**Written problem**
Provide nothing beyond the count of lines that include the string "filtro".

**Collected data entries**
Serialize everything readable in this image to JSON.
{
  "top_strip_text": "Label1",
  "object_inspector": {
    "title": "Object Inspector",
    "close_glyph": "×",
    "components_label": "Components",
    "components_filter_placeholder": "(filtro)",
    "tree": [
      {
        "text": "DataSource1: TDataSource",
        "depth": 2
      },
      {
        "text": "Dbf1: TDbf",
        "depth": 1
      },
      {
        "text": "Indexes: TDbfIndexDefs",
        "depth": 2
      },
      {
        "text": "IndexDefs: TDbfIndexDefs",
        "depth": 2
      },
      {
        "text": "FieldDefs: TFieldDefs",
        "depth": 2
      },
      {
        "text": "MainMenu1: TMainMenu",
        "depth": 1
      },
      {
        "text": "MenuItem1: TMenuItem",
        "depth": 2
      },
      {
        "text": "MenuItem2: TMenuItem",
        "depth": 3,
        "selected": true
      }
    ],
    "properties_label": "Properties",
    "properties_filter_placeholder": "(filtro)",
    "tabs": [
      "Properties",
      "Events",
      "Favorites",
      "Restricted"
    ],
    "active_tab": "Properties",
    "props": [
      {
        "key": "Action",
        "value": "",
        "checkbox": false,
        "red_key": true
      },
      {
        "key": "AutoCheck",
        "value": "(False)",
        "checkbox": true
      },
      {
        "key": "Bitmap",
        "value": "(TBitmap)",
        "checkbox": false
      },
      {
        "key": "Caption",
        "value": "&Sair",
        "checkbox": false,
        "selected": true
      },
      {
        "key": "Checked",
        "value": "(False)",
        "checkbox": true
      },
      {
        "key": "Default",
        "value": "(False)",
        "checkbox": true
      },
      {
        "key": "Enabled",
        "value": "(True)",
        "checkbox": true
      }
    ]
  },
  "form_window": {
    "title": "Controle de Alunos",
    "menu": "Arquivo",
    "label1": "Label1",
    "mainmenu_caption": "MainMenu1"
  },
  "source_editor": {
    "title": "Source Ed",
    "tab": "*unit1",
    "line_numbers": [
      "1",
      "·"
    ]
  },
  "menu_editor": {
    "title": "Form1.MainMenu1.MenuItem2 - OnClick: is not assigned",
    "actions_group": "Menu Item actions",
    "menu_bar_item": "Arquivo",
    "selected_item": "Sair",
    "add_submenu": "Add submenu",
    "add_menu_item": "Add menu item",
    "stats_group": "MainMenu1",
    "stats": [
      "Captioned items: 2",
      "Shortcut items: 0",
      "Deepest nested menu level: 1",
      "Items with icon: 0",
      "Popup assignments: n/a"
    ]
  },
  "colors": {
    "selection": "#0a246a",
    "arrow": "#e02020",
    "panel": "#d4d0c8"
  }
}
==
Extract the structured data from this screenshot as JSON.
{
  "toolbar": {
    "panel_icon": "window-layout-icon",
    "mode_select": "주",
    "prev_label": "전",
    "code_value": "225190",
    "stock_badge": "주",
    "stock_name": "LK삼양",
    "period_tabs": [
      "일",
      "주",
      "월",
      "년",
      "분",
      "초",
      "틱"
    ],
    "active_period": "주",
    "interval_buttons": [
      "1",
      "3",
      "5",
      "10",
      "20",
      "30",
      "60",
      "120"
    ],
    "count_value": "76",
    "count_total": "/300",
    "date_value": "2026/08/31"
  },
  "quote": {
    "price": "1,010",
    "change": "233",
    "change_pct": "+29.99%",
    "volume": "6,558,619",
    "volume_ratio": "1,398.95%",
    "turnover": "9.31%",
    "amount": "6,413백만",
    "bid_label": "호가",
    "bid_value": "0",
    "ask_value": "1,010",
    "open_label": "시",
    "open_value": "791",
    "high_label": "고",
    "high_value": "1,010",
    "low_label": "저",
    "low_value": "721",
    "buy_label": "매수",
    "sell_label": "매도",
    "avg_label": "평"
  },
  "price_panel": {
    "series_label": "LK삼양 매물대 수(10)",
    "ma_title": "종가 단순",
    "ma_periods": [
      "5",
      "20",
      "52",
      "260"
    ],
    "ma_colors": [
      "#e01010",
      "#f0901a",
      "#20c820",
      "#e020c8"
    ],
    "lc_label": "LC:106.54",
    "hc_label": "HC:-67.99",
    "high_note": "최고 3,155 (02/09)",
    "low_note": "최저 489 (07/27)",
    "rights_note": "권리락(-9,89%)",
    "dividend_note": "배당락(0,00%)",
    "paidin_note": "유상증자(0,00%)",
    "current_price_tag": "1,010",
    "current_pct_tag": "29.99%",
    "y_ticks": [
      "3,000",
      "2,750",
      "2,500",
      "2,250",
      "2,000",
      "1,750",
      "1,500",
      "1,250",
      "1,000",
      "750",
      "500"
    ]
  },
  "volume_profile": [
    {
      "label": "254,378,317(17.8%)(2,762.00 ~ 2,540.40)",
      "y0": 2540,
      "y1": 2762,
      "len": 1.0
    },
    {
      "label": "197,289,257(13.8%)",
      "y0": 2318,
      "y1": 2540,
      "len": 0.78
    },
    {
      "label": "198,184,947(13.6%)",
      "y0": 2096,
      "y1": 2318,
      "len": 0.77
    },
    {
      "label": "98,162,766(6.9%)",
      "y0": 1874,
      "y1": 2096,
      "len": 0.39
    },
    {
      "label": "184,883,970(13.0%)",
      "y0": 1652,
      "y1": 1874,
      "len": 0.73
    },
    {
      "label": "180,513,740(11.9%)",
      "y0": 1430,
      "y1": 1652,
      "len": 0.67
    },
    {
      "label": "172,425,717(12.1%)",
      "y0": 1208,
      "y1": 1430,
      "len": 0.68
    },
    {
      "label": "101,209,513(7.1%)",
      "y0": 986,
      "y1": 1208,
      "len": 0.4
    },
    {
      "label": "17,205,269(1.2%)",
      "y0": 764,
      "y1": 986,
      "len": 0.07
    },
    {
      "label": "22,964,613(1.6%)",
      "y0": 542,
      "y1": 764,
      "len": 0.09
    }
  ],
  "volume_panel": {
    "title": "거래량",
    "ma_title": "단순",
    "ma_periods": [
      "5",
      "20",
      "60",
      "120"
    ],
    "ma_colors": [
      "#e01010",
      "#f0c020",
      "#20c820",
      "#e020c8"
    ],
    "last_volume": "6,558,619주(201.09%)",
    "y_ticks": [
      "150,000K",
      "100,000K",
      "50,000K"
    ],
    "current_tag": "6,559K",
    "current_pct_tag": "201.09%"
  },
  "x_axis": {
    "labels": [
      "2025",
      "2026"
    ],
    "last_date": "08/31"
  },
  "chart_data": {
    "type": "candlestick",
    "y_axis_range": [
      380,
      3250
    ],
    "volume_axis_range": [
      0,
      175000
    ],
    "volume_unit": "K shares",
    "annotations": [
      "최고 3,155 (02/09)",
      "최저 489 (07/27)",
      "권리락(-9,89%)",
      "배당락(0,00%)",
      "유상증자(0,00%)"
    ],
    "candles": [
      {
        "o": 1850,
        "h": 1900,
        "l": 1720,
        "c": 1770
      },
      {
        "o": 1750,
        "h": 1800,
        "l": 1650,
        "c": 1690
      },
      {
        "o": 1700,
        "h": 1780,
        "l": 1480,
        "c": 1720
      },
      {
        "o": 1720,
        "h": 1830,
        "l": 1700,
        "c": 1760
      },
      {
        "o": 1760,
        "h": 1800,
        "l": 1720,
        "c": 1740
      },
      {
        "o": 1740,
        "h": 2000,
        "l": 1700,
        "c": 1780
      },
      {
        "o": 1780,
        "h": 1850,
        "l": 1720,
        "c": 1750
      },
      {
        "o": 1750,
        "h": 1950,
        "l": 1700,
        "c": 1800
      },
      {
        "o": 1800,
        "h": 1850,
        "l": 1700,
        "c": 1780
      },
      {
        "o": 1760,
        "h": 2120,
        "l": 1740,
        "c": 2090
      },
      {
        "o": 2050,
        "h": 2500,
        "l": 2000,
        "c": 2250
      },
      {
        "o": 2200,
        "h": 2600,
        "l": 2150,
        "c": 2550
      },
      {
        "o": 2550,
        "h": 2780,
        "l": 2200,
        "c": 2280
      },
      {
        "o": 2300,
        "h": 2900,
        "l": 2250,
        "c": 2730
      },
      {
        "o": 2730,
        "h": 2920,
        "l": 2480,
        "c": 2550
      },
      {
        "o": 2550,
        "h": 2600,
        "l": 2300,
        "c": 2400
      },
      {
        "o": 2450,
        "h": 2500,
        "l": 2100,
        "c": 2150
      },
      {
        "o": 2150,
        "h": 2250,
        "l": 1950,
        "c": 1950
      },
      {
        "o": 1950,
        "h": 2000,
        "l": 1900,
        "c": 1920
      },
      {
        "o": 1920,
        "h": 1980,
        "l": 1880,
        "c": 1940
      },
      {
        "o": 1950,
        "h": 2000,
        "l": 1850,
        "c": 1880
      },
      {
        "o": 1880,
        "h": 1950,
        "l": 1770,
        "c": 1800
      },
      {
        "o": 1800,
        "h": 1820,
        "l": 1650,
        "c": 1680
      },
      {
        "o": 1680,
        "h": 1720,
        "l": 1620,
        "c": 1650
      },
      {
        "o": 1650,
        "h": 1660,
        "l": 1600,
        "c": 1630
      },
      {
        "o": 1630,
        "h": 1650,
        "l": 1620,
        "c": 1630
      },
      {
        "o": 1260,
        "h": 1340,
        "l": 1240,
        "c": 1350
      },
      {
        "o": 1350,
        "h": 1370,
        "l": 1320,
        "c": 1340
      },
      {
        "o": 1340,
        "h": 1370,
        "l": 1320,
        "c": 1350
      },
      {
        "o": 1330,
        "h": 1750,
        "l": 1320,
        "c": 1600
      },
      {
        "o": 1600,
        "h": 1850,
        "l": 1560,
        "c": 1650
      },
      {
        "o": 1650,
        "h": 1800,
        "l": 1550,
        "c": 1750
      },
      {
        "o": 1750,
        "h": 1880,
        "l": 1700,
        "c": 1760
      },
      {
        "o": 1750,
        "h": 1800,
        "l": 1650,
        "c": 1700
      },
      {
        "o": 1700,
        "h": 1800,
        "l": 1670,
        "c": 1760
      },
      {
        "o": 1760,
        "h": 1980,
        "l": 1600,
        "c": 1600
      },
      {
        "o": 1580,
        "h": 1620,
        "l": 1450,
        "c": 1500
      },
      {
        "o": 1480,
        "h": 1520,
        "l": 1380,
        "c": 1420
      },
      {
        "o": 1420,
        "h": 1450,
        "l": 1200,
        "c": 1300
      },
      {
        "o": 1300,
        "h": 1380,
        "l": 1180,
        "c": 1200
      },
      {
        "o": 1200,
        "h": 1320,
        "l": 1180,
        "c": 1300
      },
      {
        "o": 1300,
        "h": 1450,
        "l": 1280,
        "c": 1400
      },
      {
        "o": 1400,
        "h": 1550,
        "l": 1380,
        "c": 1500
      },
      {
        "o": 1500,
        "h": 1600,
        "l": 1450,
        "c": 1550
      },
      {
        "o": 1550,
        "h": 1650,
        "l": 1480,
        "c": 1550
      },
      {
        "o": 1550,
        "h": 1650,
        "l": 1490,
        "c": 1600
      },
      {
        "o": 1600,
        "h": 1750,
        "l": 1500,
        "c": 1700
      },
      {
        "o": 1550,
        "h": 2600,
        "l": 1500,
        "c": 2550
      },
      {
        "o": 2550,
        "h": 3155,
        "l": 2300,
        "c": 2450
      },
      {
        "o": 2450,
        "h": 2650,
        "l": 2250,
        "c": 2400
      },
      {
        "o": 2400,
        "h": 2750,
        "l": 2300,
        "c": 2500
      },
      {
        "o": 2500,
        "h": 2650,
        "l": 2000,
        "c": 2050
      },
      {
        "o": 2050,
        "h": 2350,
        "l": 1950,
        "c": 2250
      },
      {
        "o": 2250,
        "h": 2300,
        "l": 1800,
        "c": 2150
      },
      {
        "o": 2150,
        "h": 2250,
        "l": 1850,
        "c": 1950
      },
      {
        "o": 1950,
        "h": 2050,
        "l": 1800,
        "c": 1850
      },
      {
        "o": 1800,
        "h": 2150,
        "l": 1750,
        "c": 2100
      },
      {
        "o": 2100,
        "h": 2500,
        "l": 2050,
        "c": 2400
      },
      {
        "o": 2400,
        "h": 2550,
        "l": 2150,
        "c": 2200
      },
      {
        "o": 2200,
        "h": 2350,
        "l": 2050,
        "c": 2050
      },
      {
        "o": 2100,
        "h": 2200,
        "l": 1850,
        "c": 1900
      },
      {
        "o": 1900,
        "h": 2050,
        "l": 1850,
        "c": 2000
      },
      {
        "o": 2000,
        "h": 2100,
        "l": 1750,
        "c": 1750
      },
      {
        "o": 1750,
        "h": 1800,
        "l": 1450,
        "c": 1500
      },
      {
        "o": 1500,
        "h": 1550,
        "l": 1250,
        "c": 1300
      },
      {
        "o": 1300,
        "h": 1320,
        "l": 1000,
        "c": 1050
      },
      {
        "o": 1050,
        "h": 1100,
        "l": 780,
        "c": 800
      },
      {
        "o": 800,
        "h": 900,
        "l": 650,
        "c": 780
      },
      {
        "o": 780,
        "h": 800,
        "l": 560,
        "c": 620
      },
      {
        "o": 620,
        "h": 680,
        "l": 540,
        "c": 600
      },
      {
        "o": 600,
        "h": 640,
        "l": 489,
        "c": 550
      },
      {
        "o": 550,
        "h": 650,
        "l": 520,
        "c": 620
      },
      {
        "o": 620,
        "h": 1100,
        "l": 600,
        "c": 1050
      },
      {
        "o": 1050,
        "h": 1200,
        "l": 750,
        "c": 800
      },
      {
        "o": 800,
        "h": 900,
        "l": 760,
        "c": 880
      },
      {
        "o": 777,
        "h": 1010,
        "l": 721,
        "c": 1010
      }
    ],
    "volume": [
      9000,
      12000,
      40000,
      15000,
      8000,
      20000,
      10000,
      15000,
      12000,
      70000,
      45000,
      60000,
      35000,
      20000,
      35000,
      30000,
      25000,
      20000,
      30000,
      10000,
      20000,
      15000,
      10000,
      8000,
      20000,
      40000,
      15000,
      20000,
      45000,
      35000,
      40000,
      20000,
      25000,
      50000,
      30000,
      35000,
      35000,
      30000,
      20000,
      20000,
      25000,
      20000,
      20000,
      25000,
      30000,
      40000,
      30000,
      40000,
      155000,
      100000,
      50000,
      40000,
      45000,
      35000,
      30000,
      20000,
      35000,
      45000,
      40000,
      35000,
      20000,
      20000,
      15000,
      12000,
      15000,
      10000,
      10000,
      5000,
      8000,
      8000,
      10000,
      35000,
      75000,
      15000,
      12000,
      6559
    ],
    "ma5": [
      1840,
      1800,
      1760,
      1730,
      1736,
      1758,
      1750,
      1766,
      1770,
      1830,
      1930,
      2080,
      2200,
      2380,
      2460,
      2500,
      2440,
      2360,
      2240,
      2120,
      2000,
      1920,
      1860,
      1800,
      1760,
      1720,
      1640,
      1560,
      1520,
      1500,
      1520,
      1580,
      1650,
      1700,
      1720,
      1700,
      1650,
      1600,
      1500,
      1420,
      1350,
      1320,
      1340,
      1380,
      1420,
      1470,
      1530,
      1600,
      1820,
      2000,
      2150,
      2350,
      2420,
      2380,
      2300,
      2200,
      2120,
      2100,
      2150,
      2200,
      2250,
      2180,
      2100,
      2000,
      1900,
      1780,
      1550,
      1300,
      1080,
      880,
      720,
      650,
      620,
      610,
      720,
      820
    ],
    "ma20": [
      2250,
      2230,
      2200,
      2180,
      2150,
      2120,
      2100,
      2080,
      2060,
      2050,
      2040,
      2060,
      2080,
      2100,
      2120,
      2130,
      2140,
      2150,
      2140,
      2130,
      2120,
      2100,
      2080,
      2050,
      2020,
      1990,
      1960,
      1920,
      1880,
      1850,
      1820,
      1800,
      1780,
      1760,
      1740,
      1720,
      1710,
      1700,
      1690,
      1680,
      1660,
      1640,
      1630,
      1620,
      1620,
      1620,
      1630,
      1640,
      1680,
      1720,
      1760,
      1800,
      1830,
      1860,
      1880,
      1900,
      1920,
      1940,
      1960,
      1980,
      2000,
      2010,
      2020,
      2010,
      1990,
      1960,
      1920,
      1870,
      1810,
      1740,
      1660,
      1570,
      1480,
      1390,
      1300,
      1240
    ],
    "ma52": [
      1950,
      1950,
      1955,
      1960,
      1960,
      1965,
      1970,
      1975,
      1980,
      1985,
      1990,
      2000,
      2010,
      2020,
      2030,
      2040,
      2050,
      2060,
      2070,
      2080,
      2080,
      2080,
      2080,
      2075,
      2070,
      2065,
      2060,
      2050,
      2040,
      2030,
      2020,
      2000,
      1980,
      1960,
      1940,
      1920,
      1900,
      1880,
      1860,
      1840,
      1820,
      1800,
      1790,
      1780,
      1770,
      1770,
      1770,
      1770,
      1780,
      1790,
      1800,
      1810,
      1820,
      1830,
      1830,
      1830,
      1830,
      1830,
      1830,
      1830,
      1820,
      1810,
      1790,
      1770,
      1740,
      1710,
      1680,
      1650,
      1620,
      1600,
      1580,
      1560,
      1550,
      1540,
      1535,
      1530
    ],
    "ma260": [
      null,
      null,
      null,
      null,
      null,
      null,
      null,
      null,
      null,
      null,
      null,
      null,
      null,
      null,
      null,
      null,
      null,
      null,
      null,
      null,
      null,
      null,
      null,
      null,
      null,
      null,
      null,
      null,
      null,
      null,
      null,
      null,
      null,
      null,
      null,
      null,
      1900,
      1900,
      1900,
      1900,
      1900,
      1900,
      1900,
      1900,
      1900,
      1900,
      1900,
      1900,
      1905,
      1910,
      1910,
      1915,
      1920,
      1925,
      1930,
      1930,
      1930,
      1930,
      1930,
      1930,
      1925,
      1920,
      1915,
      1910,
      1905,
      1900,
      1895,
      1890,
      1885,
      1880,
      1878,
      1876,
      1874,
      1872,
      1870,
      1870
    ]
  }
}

**Result of the exercise**
2